§ Work required
Find out how many lines of the material contain the string "glyph" and give only that figure.

§ Items
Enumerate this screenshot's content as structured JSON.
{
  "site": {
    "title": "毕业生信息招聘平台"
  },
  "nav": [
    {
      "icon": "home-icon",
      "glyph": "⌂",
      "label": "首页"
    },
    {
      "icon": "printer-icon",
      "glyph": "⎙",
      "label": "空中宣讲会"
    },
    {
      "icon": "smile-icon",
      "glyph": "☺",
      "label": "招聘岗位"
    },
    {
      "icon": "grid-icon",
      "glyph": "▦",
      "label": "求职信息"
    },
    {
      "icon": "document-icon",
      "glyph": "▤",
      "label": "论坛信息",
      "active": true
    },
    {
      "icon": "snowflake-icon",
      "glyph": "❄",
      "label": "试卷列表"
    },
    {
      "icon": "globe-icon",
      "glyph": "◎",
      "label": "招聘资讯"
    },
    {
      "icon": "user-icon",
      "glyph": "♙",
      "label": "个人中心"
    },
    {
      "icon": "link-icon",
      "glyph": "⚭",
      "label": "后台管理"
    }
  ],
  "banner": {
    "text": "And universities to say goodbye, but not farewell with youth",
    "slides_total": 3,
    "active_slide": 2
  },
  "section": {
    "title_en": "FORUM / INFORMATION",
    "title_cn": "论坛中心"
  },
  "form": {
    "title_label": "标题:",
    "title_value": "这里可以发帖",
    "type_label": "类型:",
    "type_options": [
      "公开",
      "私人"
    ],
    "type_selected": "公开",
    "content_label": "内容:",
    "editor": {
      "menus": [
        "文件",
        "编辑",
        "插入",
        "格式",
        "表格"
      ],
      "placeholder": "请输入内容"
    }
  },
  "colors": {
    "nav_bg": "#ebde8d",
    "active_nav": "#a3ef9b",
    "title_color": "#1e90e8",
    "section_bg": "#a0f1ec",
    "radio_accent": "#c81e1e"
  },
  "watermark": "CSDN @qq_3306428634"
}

§ Written solution
9